§ **SET EXERCISE**
In the listing below, pick out lines with "check".

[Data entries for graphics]
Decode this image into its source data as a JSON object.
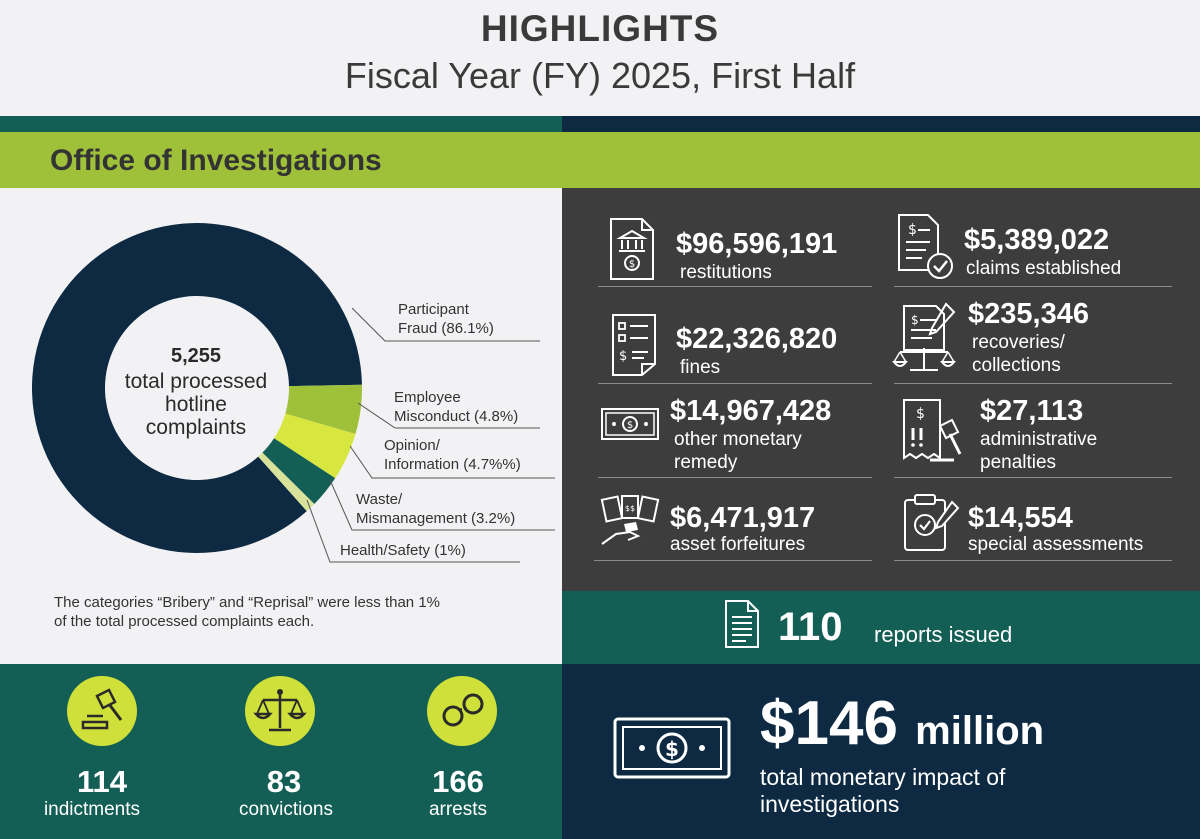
{
  "header": {
    "title": "HIGHLIGHTS",
    "subtitle": "Fiscal Year (FY) 2025, First Half"
  },
  "section": {
    "title": "Office of Investigations"
  },
  "complaints": {
    "total": "5,255",
    "total_label_line1": "total processed",
    "total_label_line2": "hotline",
    "total_label_line3": "complaints",
    "categories": [
      {
        "line1": "Participant",
        "line2": "Fraud (86.1%)",
        "percent": 86.1,
        "color": "#0d2a42"
      },
      {
        "line1": "Employee",
        "line2": "Misconduct (4.8%)",
        "percent": 4.8,
        "color": "#9fc13a"
      },
      {
        "line1": "Opinion/",
        "line2": "Information (4.7%%)",
        "percent": 4.7,
        "color": "#d8e640"
      },
      {
        "line1": "Waste/",
        "line2": "Mismanagement (3.2%)",
        "percent": 3.2,
        "color": "#145f55"
      },
      {
        "line1": "Health/Safety (1%)",
        "line2": "",
        "percent": 1.0,
        "color": "#d9e29a"
      }
    ],
    "note_line1": "The categories “Bribery” and “Reprisal” were less than 1%",
    "note_line2": "of the total processed complaints each."
  },
  "monetary": {
    "restitutions": {
      "value": "$96,596,191",
      "label": "restitutions",
      "icon": "bank-document-icon"
    },
    "claims": {
      "value": "$5,389,022",
      "label": "claims established",
      "icon": "document-check-icon"
    },
    "fines": {
      "value": "$22,326,820",
      "label": "fines",
      "icon": "list-document-icon"
    },
    "recoveries": {
      "value": "$235,346",
      "label_line1": "recoveries/",
      "label_line2": "collections",
      "icon": "scales-document-icon"
    },
    "other": {
      "value": "$14,967,428",
      "label_line1": "other monetary",
      "label_line2": "remedy",
      "icon": "banknote-icon"
    },
    "admin": {
      "value": "$27,113",
      "label_line1": "administrative",
      "label_line2": "penalties",
      "icon": "receipt-gavel-icon"
    },
    "forfeitures": {
      "value": "$6,471,917",
      "label": "asset forfeitures",
      "icon": "money-hand-icon"
    },
    "special": {
      "value": "$14,554",
      "label": "special assessments",
      "icon": "clipboard-check-icon"
    }
  },
  "reports": {
    "count": "110",
    "label": "reports issued",
    "icon": "report-document-icon"
  },
  "outcomes": [
    {
      "number": "114",
      "label": "indictments",
      "icon": "gavel-icon"
    },
    {
      "number": "83",
      "label": "convictions",
      "icon": "scales-icon"
    },
    {
      "number": "166",
      "label": "arrests",
      "icon": "handcuffs-icon"
    }
  ],
  "impact": {
    "amount": "$146",
    "unit": "million",
    "label_line1": "total monetary impact of",
    "label_line2": "investigations",
    "icon": "cash-icon"
  }
}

§ **SOLUTION**
      "icon": "document-check-icon"
      "icon": "clipboard-check-icon"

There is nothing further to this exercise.